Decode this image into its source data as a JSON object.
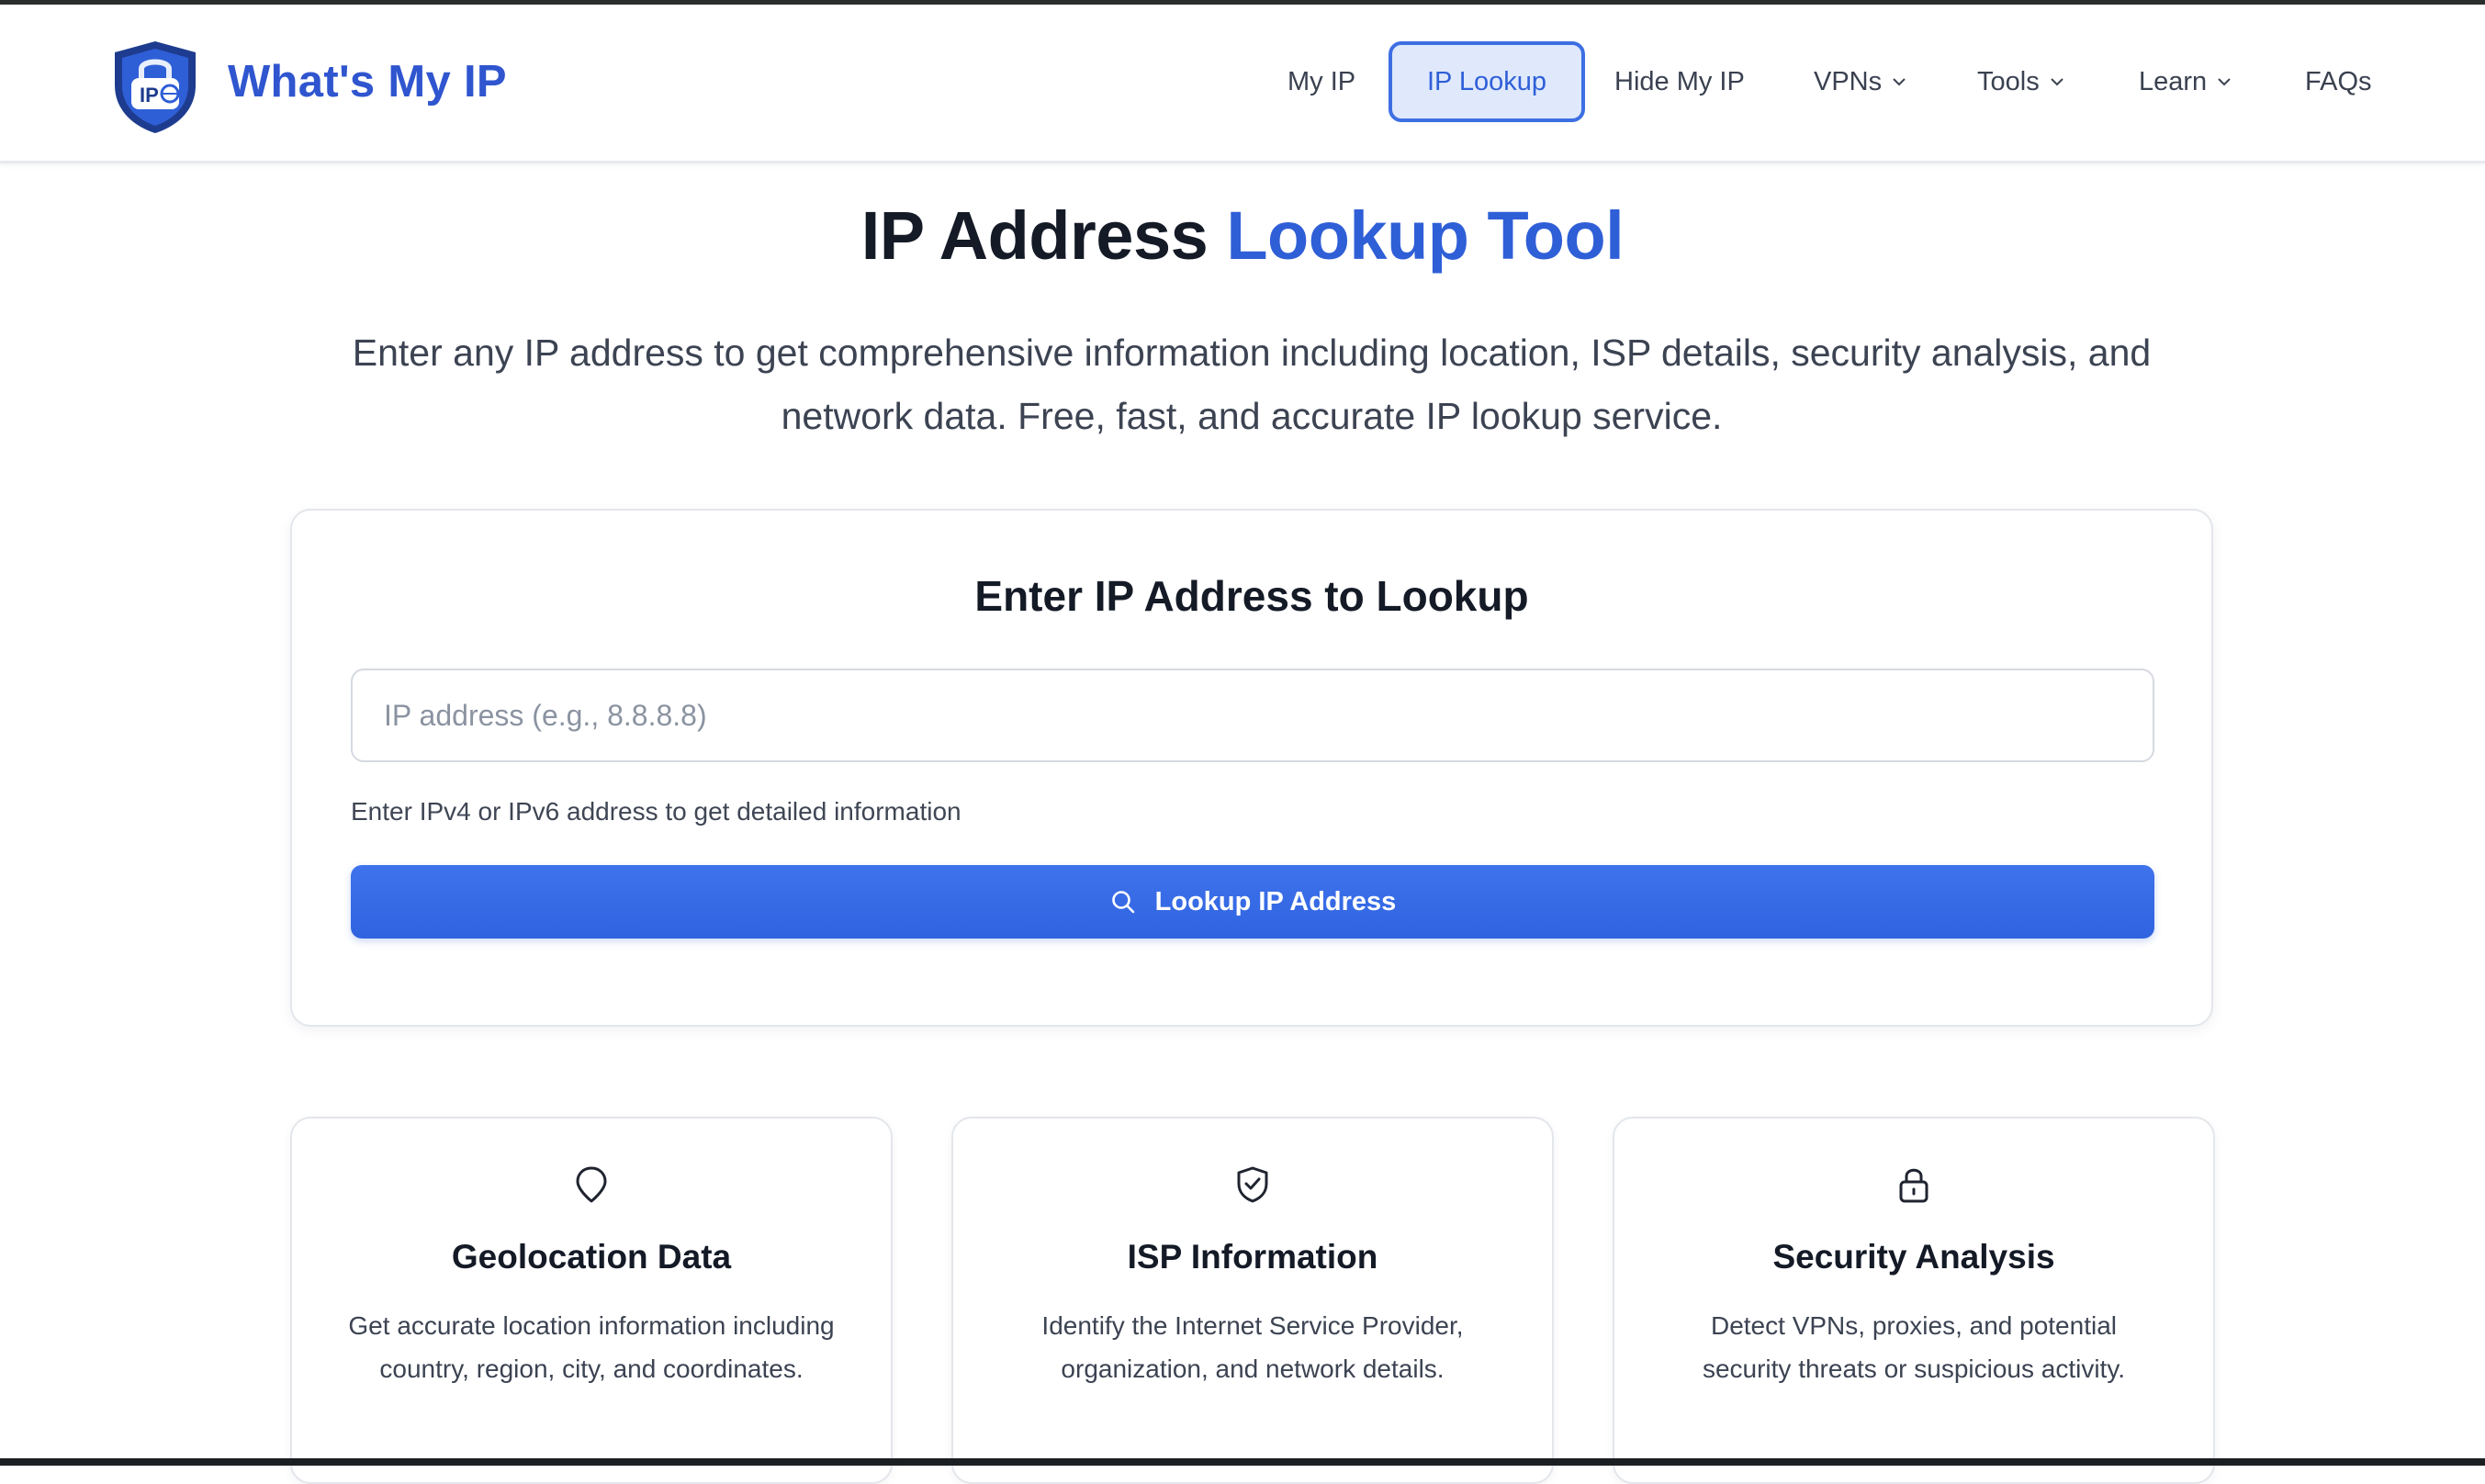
{
  "header": {
    "brand": "What's My IP",
    "logo_text": "IP",
    "nav": [
      {
        "label": "My IP"
      },
      {
        "label": "IP Lookup",
        "active": true
      },
      {
        "label": "Hide My IP"
      },
      {
        "label": "VPNs",
        "dropdown": true
      },
      {
        "label": "Tools",
        "dropdown": true
      },
      {
        "label": "Learn",
        "dropdown": true
      },
      {
        "label": "FAQs"
      }
    ]
  },
  "hero": {
    "title_part1": "IP Address",
    "title_part2": "Lookup Tool",
    "description": "Enter any IP address to get comprehensive information including location, ISP details, security analysis, and network data. Free, fast, and accurate IP lookup service."
  },
  "lookup": {
    "heading": "Enter IP Address to Lookup",
    "input_value": "",
    "input_placeholder": "IP address (e.g., 8.8.8.8)",
    "helper": "Enter IPv4 or IPv6 address to get detailed information",
    "button_label": "Lookup IP Address",
    "button_icon": "search-icon"
  },
  "features": [
    {
      "icon": "map-pin-icon",
      "title": "Geolocation Data",
      "description": "Get accurate location information including country, region, city, and coordinates."
    },
    {
      "icon": "shield-check-icon",
      "title": "ISP Information",
      "description": "Identify the Internet Service Provider, organization, and network details."
    },
    {
      "icon": "lock-icon",
      "title": "Security Analysis",
      "description": "Detect VPNs, proxies, and potential security threats or suspicious activity."
    }
  ],
  "colors": {
    "accent": "#2f5fd7",
    "brand": "#2f55cf",
    "button": "#3a6ee8",
    "heading": "#141a26"
  }
}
● ● ●
### Request
Reproduce each record above by retyping it exactly; omit all images.

### Exercise solution
Decode this image into its source data as a JSON object.
{
  "header": {
    "brand": "What's My IP",
    "logo_text": "IP",
    "nav": [
      {
        "label": "My IP"
      },
      {
        "label": "IP Lookup",
        "active": true
      },
      {
        "label": "Hide My IP"
      },
      {
        "label": "VPNs",
        "dropdown": true
      },
      {
        "label": "Tools",
        "dropdown": true
      },
      {
        "label": "Learn",
        "dropdown": true
      },
      {
        "label": "FAQs"
      }
    ]
  },
  "hero": {
    "title_part1": "IP Address",
    "title_part2": "Lookup Tool",
    "description": "Enter any IP address to get comprehensive information including location, ISP details, security analysis, and network data. Free, fast, and accurate IP lookup service."
  },
  "lookup": {
    "heading": "Enter IP Address to Lookup",
    "input_value": "",
    "input_placeholder": "IP address (e.g., 8.8.8.8)",
    "helper": "Enter IPv4 or IPv6 address to get detailed information",
    "button_label": "Lookup IP Address",
    "button_icon": "search-icon"
  },
  "features": [
    {
      "icon": "map-pin-icon",
      "title": "Geolocation Data",
      "description": "Get accurate location information including country, region, city, and coordinates."
    },
    {
      "icon": "shield-check-icon",
      "title": "ISP Information",
      "description": "Identify the Internet Service Provider, organization, and network details."
    },
    {
      "icon": "lock-icon",
      "title": "Security Analysis",
      "description": "Detect VPNs, proxies, and potential security threats or suspicious activity."
    }
  ],
  "colors": {
    "accent": "#2f5fd7",
    "brand": "#2f55cf",
    "button": "#3a6ee8",
    "heading": "#141a26"
  }
}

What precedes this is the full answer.